### Written instruction:
Send back the records in full, character for character.

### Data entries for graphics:
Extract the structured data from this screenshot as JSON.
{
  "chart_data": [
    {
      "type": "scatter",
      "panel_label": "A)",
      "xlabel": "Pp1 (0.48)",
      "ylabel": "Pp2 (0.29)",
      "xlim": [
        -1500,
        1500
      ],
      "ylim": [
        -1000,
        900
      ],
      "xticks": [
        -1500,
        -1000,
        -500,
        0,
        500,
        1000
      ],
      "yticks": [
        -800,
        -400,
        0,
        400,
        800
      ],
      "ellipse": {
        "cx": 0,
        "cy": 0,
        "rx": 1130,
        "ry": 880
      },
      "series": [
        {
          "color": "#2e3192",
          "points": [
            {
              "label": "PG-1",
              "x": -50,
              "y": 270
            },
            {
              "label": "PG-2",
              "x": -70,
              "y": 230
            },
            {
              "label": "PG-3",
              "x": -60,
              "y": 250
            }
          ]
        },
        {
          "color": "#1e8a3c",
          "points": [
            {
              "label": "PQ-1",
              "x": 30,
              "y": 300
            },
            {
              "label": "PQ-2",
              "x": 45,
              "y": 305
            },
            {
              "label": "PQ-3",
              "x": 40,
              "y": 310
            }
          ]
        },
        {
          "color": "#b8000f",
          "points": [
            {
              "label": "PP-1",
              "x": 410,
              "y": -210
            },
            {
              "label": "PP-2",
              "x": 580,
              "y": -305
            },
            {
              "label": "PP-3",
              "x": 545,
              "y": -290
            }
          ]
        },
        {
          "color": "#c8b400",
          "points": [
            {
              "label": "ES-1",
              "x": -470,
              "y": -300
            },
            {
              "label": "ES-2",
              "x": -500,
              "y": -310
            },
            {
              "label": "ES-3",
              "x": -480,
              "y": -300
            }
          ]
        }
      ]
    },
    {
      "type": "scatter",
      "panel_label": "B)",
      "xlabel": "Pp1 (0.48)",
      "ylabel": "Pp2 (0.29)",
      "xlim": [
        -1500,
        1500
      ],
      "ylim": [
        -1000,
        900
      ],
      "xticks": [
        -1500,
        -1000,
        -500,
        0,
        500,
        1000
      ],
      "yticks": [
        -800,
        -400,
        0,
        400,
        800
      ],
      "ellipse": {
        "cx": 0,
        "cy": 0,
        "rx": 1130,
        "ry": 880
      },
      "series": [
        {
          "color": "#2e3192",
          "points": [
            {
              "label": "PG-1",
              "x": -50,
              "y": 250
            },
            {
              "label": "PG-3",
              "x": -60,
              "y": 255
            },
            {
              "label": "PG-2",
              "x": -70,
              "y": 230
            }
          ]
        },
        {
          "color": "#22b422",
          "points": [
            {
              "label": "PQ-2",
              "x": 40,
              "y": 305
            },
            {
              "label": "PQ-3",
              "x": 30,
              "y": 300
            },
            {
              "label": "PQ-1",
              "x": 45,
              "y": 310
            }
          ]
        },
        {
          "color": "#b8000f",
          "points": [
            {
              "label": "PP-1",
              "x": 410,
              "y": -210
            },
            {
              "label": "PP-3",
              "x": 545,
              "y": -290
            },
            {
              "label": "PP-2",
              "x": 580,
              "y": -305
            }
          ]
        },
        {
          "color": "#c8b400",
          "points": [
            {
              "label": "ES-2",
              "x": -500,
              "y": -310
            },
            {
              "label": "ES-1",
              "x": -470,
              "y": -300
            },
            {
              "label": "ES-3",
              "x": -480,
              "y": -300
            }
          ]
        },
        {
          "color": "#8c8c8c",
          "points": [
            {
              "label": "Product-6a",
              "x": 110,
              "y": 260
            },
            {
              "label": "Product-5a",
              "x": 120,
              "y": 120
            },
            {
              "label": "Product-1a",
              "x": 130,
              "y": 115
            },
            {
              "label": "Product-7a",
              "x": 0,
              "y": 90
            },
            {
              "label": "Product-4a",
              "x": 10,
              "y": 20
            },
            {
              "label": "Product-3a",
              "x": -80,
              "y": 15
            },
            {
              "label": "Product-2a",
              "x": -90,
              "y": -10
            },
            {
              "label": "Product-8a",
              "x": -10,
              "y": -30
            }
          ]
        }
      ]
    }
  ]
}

### Task result:
Extract the structured data from this screenshot as JSON.
{
  "chart_data": [
    {
      "type": "scatter",
      "panel_label": "A)",
      "xlabel": "Pp1 (0.48)",
      "ylabel": "Pp2 (0.29)",
      "xlim": [
        -1500,
        1500
      ],
      "ylim": [
        -1000,
        900
      ],
      "xticks": [
        -1500,
        -1000,
        -500,
        0,
        500,
        1000
      ],
      "yticks": [
        -800,
        -400,
        0,
        400,
        800
      ],
      "ellipse": {
        "cx": 0,
        "cy": 0,
        "rx": 1130,
        "ry": 880
      },
      "series": [
        {
          "color": "#2e3192",
          "points": [
            {
              "label": "PG-1",
              "x": -50,
              "y": 270
            },
            {
              "label": "PG-2",
              "x": -70,
              "y": 230
            },
            {
              "label": "PG-3",
              "x": -60,
              "y": 250
            }
          ]
        },
        {
          "color": "#1e8a3c",
          "points": [
            {
              "label": "PQ-1",
              "x": 30,
              "y": 300
            },
            {
              "label": "PQ-2",
              "x": 45,
              "y": 305
            },
            {
              "label": "PQ-3",
              "x": 40,
              "y": 310
            }
          ]
        },
        {
          "color": "#b8000f",
          "points": [
            {
              "label": "PP-1",
              "x": 410,
              "y": -210
            },
            {
              "label": "PP-2",
              "x": 580,
              "y": -305
            },
            {
              "label": "PP-3",
              "x": 545,
              "y": -290
            }
          ]
        },
        {
          "color": "#c8b400",
          "points": [
            {
              "label": "ES-1",
              "x": -470,
              "y": -300
            },
            {
              "label": "ES-2",
              "x": -500,
              "y": -310
            },
            {
              "label": "ES-3",
              "x": -480,
              "y": -300
            }
          ]
        }
      ]
    },
    {
      "type": "scatter",
      "panel_label": "B)",
      "xlabel": "Pp1 (0.48)",
      "ylabel": "Pp2 (0.29)",
      "xlim": [
        -1500,
        1500
      ],
      "ylim": [
        -1000,
        900
      ],
      "xticks": [
        -1500,
        -1000,
        -500,
        0,
        500,
        1000
      ],
      "yticks": [
        -800,
        -400,
        0,
        400,
        800
      ],
      "ellipse": {
        "cx": 0,
        "cy": 0,
        "rx": 1130,
        "ry": 880
      },
      "series": [
        {
          "color": "#2e3192",
          "points": [
            {
              "label": "PG-1",
              "x": -50,
              "y": 250
            },
            {
              "label": "PG-3",
              "x": -60,
              "y": 255
            },
            {
              "label": "PG-2",
              "x": -70,
              "y": 230
            }
          ]
        },
        {
          "color": "#22b422",
          "points": [
            {
              "label": "PQ-2",
              "x": 40,
              "y": 305
            },
            {
              "label": "PQ-3",
              "x": 30,
              "y": 300
            },
            {
              "label": "PQ-1",
              "x": 45,
              "y": 310
            }
          ]
        },
        {
          "color": "#b8000f",
          "points": [
            {
              "label": "PP-1",
              "x": 410,
              "y": -210
            },
            {
              "label": "PP-3",
              "x": 545,
              "y": -290
            },
            {
              "label": "PP-2",
              "x": 580,
              "y": -305
            }
          ]
        },
        {
          "color": "#c8b400",
          "points": [
            {
              "label": "ES-2",
              "x": -500,
              "y": -310
            },
            {
              "label": "ES-1",
              "x": -470,
              "y": -300
            },
            {
              "label": "ES-3",
              "x": -480,
              "y": -300
            }
          ]
        },
        {
          "color": "#8c8c8c",
          "points": [
            {
              "label": "Product-6a",
              "x": 110,
              "y": 260
            },
            {
              "label": "Product-5a",
              "x": 120,
              "y": 120
            },
            {
              "label": "Product-1a",
              "x": 130,
              "y": 115
            },
            {
              "label": "Product-7a",
              "x": 0,
              "y": 90
            },
            {
              "label": "Product-4a",
              "x": 10,
              "y": 20
            },
            {
              "label": "Product-3a",
              "x": -80,
              "y": 15
            },
            {
              "label": "Product-2a",
              "x": -90,
              "y": -10
            },
            {
              "label": "Product-8a",
              "x": -10,
              "y": -30
            }
          ]
        }
      ]
    }
  ]
}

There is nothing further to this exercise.